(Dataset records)
------------------------------------------------

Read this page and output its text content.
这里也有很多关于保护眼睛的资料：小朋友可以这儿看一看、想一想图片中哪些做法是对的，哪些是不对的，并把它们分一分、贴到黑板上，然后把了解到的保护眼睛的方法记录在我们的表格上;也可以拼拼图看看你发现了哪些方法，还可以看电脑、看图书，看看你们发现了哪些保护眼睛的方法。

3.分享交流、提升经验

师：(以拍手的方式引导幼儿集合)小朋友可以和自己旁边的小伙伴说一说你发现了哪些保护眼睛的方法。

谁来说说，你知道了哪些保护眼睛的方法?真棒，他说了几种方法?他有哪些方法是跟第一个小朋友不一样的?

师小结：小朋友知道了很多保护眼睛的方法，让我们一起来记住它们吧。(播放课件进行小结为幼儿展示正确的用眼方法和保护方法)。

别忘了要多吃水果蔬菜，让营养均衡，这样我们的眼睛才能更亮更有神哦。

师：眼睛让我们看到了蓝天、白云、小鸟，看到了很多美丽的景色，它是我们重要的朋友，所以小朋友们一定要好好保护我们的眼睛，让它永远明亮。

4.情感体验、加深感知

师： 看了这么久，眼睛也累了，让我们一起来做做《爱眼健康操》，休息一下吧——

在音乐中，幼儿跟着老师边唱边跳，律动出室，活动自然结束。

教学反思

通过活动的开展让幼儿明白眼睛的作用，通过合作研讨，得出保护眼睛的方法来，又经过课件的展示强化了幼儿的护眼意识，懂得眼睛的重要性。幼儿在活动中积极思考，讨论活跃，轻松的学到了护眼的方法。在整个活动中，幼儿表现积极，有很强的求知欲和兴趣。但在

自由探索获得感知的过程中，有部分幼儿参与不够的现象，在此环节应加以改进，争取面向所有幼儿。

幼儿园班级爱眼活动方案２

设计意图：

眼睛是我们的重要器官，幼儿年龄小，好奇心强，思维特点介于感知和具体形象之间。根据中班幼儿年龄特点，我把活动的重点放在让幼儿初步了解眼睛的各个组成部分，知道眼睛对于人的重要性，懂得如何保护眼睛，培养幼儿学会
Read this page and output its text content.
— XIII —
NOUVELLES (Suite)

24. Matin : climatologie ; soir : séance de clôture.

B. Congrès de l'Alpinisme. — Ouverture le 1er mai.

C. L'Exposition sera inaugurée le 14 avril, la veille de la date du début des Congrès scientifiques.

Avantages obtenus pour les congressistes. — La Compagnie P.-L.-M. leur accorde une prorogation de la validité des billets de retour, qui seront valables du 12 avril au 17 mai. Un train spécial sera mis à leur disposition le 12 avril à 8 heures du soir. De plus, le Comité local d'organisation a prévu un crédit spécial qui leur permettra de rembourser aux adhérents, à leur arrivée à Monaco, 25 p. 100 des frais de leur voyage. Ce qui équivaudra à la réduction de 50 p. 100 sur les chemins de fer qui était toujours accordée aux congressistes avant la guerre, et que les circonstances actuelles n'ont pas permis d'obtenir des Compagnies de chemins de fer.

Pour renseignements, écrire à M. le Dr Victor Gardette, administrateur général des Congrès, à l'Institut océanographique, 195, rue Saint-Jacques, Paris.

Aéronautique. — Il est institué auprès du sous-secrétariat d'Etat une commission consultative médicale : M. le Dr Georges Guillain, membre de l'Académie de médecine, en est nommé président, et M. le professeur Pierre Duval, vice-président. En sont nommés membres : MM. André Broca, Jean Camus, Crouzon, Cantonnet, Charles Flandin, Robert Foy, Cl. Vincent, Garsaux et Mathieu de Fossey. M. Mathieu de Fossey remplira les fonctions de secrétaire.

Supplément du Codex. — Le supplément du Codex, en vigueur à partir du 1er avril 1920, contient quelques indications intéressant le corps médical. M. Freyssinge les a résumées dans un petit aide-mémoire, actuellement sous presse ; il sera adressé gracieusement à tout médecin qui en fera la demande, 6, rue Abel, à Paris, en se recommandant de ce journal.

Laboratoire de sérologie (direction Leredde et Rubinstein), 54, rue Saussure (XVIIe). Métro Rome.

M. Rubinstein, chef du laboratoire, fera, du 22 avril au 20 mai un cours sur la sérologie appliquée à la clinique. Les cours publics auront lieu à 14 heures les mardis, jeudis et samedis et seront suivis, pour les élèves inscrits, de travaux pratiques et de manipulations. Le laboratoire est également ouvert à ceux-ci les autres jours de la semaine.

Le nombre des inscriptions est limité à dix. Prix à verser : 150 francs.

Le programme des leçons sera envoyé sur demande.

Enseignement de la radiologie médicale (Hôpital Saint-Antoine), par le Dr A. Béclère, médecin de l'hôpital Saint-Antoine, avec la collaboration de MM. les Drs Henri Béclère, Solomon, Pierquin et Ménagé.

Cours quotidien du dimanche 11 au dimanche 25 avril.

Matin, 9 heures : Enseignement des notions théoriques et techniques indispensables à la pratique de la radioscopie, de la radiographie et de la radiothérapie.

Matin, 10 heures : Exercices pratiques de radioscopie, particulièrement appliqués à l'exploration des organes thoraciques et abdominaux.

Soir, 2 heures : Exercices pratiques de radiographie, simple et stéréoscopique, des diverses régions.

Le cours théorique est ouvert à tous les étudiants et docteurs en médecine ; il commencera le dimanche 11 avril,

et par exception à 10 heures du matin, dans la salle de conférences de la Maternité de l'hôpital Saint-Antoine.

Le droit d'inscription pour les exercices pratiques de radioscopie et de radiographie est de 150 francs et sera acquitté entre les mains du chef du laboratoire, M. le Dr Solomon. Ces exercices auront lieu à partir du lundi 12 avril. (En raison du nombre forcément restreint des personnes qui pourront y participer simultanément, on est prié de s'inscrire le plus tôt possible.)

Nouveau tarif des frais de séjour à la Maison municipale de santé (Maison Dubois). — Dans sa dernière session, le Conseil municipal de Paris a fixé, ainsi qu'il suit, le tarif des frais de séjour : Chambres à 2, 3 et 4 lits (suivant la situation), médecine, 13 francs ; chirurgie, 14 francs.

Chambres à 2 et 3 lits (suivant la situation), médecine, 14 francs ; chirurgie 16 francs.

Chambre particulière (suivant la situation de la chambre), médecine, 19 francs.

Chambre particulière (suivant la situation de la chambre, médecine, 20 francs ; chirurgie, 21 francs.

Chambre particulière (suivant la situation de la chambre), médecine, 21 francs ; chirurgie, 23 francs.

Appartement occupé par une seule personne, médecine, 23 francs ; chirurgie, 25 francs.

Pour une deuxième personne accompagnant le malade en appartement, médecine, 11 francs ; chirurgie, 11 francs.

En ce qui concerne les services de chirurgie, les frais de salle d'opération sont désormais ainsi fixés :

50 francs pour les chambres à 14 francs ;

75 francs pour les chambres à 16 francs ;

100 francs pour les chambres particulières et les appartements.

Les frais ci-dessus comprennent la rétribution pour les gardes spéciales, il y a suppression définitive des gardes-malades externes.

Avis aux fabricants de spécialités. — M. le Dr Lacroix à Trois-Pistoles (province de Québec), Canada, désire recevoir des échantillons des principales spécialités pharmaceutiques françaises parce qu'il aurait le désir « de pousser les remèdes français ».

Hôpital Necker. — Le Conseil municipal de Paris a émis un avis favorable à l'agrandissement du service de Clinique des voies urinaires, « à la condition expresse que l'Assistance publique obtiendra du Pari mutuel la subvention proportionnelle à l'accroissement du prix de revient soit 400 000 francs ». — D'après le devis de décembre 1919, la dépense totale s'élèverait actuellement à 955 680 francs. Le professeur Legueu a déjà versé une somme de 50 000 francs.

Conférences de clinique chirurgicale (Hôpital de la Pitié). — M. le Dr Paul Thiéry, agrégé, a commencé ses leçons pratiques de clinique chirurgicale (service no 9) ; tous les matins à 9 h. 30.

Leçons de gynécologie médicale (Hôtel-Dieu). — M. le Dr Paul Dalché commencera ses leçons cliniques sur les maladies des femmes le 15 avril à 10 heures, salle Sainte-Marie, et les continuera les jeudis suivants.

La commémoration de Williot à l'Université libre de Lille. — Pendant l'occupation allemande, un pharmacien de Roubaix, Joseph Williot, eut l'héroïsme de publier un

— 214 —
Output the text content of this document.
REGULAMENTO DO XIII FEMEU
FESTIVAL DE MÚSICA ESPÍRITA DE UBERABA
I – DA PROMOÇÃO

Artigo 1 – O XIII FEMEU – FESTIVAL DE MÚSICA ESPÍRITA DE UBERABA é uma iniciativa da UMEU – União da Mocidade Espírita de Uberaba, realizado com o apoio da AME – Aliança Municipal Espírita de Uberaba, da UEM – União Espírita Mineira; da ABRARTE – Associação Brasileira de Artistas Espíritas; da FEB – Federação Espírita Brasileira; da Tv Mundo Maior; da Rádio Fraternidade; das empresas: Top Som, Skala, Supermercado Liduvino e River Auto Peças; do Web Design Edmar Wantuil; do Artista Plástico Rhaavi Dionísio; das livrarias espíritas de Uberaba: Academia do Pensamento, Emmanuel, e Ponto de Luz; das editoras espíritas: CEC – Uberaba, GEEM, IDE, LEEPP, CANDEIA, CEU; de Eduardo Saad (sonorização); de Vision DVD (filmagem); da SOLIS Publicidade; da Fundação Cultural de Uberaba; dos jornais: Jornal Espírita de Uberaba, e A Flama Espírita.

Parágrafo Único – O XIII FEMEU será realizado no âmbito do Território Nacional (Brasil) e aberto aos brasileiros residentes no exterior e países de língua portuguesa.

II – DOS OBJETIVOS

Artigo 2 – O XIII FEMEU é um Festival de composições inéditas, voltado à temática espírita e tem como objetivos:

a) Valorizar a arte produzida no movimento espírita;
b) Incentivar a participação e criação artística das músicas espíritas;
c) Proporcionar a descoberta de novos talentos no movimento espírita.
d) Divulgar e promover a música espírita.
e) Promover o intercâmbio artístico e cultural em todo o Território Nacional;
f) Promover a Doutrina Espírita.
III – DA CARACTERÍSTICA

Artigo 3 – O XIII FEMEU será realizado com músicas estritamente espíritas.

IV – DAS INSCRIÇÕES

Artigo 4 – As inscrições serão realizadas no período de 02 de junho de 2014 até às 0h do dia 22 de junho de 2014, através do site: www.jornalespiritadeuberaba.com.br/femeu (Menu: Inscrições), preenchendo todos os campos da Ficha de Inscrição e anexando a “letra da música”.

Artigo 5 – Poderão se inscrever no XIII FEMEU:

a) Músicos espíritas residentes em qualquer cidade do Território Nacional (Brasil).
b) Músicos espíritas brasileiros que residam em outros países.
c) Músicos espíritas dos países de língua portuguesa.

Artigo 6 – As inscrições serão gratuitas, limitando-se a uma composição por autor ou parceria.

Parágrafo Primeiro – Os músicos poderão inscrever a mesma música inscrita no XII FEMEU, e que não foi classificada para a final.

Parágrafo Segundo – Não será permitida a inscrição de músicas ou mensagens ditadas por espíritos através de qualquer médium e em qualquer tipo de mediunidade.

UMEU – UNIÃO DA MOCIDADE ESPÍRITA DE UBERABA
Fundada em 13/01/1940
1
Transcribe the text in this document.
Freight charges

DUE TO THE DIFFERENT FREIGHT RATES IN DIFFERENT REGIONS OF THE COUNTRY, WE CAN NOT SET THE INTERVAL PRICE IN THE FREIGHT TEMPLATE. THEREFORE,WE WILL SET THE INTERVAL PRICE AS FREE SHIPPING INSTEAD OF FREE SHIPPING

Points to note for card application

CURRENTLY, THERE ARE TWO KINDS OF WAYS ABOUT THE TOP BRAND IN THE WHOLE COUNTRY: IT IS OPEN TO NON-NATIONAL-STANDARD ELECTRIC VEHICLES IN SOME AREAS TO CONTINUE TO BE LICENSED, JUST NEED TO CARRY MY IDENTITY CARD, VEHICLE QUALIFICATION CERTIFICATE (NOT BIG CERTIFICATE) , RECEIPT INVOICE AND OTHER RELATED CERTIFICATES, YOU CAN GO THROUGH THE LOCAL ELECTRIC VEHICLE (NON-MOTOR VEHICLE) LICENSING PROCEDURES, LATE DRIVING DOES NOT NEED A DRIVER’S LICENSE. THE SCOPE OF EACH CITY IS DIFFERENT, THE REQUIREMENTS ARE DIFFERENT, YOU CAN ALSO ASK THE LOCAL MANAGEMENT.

------------------------------------------------

■ Stated task
Copy every line in the records above that contains the word "portuguesa".

■ Task solution
Parágrafo Único – O XIII FEMEU será realizado no âmbito do Território Nacional (Brasil) e aberto aos brasileiros residentes no exterior e países de língua portuguesa.
c) Músicos espíritas dos países de língua portuguesa.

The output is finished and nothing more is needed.